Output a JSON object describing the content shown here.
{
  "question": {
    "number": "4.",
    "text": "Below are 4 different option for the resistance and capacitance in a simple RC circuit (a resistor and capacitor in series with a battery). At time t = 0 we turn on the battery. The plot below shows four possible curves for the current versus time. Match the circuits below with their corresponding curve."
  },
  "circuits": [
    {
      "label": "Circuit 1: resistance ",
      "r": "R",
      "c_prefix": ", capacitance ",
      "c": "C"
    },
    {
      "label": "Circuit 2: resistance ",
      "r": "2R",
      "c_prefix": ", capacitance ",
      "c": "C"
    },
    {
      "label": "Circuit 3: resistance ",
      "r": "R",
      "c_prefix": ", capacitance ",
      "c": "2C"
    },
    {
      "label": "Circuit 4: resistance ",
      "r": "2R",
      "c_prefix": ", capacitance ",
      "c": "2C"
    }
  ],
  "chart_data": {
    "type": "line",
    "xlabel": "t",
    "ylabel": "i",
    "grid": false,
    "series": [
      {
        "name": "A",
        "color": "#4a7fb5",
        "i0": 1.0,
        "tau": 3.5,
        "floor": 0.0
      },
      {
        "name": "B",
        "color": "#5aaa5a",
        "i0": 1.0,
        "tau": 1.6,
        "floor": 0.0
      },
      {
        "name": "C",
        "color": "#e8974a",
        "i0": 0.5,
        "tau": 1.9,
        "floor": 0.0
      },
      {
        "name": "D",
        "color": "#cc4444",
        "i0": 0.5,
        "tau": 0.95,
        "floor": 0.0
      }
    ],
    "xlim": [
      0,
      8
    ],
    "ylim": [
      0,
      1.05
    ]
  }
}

::::::::::

_Instruction_. Every entry must be quoted exactly as it appears above.

_Solution below_.
Output a JSON object describing the content shown here.
{
  "question": {
    "number": "4.",
    "text": "Below are 4 different option for the resistance and capacitance in a simple RC circuit (a resistor and capacitor in series with a battery). At time t = 0 we turn on the battery. The plot below shows four possible curves for the current versus time. Match the circuits below with their corresponding curve."
  },
  "circuits": [
    {
      "label": "Circuit 1: resistance ",
      "r": "R",
      "c_prefix": ", capacitance ",
      "c": "C"
    },
    {
      "label": "Circuit 2: resistance ",
      "r": "2R",
      "c_prefix": ", capacitance ",
      "c": "C"
    },
    {
      "label": "Circuit 3: resistance ",
      "r": "R",
      "c_prefix": ", capacitance ",
      "c": "2C"
    },
    {
      "label": "Circuit 4: resistance ",
      "r": "2R",
      "c_prefix": ", capacitance ",
      "c": "2C"
    }
  ],
  "chart_data": {
    "type": "line",
    "xlabel": "t",
    "ylabel": "i",
    "grid": false,
    "series": [
      {
        "name": "A",
        "color": "#4a7fb5",
        "i0": 1.0,
        "tau": 3.5,
        "floor": 0.0
      },
      {
        "name": "B",
        "color": "#5aaa5a",
        "i0": 1.0,
        "tau": 1.6,
        "floor": 0.0
      },
      {
        "name": "C",
        "color": "#e8974a",
        "i0": 0.5,
        "tau": 1.9,
        "floor": 0.0
      },
      {
        "name": "D",
        "color": "#cc4444",
        "i0": 0.5,
        "tau": 0.95,
        "floor": 0.0
      }
    ],
    "xlim": [
      0,
      8
    ],
    "ylim": [
      0,
      1.05
    ]
  }
}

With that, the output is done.